_Objective_
Pick out each line containing the string "name".

— START Data for the task —

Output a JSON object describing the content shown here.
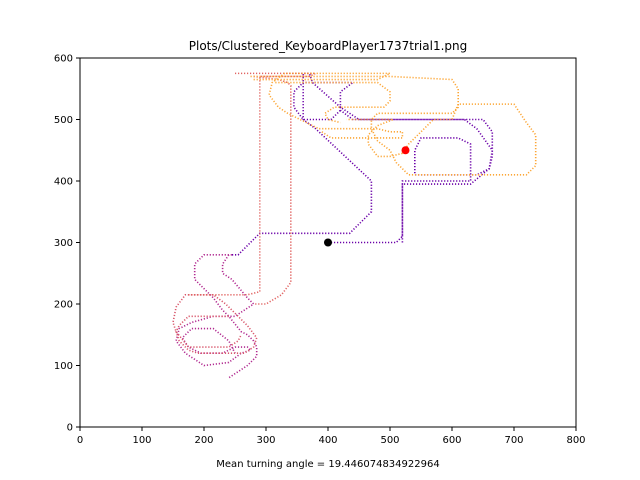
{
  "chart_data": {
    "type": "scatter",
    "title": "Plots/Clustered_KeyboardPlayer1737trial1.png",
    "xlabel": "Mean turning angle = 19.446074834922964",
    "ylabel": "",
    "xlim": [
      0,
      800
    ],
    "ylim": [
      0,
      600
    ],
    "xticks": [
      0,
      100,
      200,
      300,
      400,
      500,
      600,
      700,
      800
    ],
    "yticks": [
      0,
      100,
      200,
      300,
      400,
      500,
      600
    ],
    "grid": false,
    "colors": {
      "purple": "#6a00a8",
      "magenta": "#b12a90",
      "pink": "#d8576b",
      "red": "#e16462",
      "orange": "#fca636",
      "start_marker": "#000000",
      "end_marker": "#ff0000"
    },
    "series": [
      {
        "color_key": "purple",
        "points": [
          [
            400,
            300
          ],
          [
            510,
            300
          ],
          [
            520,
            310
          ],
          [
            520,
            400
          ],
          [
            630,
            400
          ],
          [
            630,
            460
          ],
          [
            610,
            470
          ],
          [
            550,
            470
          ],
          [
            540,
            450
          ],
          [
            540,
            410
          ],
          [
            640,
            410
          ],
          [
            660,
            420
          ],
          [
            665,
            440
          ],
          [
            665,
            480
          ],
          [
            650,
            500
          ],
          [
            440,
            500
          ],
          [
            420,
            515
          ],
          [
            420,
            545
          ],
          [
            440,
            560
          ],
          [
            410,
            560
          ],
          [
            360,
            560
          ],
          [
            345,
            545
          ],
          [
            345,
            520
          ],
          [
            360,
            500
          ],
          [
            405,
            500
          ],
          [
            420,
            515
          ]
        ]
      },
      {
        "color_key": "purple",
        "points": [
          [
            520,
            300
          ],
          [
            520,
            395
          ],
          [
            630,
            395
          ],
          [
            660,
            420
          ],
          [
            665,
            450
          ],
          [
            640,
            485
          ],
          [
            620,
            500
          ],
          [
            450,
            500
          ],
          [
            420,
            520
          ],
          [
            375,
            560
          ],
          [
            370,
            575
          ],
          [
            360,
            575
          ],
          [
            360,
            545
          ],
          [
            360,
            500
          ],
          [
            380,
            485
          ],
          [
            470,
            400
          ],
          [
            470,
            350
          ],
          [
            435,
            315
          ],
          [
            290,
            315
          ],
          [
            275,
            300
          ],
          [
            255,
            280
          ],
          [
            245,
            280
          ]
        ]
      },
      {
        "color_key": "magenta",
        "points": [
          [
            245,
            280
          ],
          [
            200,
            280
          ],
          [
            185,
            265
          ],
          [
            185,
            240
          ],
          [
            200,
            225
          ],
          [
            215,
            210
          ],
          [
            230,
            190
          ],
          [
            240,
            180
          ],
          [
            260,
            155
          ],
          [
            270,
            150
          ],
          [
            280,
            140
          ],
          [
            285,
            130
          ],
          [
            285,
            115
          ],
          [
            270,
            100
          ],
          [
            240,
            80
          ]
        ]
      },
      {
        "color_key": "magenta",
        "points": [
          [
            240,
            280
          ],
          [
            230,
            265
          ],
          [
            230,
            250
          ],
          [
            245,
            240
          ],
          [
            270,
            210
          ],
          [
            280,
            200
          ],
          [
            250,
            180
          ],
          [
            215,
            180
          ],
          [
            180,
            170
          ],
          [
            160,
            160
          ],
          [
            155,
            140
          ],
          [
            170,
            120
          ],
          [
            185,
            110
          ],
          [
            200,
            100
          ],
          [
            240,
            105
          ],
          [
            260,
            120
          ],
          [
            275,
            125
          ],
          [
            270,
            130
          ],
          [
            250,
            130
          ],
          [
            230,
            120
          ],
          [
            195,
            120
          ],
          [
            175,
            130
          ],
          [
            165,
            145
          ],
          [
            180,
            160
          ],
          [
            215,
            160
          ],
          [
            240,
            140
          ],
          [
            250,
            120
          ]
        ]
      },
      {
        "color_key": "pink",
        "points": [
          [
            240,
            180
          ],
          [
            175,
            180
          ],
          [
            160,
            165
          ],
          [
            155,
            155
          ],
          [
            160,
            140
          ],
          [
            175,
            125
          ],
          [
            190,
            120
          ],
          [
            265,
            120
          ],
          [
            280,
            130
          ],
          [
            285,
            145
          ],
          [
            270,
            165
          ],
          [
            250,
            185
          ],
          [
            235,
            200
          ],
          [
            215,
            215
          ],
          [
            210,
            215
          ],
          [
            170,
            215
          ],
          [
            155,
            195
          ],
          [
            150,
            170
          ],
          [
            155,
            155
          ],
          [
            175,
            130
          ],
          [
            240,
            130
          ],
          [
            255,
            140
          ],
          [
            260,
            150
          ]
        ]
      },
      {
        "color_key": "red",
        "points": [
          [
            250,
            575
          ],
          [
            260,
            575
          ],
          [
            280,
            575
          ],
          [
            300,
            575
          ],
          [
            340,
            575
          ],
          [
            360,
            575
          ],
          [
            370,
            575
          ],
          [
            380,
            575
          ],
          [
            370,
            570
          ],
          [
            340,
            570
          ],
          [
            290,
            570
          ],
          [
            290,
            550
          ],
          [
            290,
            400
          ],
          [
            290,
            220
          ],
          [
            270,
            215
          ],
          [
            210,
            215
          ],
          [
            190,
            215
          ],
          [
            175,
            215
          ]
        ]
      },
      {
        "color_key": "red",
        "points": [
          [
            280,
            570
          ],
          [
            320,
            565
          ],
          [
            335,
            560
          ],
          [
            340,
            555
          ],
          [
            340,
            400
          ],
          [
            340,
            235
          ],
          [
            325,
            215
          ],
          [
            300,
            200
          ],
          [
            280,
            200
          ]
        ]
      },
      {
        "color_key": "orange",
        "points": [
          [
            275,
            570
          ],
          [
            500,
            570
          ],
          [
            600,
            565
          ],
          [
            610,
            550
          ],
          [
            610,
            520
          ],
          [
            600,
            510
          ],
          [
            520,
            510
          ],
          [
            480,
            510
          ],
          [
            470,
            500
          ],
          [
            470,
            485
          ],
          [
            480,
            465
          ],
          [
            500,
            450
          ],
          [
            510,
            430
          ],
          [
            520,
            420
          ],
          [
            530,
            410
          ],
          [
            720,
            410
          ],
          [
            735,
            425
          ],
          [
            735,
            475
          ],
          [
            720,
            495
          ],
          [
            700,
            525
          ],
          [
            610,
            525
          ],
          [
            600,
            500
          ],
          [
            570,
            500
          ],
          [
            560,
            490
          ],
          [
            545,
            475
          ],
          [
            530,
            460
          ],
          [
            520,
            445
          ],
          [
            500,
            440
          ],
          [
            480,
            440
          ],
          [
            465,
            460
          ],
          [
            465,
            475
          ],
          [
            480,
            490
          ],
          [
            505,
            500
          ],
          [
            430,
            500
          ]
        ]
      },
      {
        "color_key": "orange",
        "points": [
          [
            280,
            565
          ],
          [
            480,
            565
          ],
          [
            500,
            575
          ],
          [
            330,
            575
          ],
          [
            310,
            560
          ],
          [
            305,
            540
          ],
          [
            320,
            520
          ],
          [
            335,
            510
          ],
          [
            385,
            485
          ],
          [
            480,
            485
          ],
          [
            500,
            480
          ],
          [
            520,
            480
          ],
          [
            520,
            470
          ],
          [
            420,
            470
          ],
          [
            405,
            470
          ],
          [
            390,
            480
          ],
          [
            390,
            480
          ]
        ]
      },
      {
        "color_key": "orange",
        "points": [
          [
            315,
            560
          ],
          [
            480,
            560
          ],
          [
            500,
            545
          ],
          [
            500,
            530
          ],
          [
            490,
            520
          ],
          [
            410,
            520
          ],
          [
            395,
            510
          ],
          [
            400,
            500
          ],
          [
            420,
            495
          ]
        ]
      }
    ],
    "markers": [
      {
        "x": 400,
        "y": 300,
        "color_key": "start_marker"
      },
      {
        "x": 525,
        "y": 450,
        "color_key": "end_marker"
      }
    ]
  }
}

— END Data for the task —
— START Data for the task —

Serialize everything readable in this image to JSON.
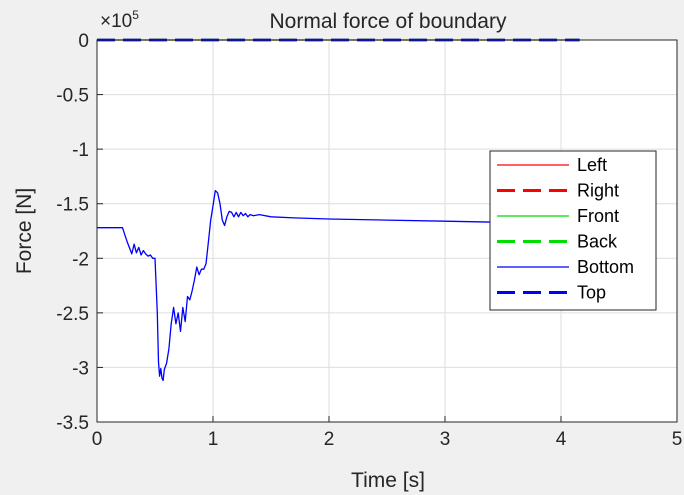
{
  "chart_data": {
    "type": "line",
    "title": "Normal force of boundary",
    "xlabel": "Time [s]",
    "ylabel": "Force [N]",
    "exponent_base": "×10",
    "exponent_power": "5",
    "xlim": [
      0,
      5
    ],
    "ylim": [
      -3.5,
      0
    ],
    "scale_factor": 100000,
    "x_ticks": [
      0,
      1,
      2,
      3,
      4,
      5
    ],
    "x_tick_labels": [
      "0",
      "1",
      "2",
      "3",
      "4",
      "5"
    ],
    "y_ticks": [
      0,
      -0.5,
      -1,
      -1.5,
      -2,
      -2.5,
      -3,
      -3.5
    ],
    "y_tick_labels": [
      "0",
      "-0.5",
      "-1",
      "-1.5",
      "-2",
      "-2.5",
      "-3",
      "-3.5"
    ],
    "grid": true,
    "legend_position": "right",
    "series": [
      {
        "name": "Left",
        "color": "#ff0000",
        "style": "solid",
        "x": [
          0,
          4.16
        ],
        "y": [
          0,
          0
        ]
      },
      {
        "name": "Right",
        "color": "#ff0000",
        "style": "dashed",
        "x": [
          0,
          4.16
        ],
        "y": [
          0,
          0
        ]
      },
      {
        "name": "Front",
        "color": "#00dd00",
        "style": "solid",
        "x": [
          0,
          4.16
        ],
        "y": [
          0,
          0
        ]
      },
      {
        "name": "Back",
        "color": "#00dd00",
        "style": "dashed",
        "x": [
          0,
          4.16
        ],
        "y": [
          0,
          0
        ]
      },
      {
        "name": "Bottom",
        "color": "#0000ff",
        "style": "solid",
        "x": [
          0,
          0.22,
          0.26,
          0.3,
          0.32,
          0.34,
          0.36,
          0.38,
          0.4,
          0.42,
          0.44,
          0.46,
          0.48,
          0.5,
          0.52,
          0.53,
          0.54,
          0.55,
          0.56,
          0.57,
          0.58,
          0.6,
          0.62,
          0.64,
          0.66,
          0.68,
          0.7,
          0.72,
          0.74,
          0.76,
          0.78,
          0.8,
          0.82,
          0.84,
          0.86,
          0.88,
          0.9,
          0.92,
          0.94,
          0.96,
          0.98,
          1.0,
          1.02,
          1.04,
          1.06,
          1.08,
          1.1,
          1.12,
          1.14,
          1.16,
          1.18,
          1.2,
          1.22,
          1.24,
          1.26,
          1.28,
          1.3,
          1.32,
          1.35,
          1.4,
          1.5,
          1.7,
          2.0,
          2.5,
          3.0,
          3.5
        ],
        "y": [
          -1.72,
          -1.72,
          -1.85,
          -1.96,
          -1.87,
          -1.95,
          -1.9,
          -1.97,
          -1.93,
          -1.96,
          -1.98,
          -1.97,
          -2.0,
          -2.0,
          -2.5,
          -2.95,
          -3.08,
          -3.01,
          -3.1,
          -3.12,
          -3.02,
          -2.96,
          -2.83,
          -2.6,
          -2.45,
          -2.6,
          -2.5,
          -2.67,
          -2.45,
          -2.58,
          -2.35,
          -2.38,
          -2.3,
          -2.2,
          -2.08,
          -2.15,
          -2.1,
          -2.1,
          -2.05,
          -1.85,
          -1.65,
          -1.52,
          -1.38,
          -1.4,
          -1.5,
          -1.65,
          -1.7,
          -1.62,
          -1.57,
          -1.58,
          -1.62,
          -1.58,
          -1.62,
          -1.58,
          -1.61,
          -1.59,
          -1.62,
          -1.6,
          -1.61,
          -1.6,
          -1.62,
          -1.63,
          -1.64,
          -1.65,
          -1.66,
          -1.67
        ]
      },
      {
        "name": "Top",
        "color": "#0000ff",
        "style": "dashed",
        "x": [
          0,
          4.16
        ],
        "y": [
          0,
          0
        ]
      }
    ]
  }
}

— END Data for the task —

_Output of the task_
        "name": "Left",
        "name": "Right",
        "name": "Front",
        "name": "Back",
        "name": "Bottom",
        "name": "Top",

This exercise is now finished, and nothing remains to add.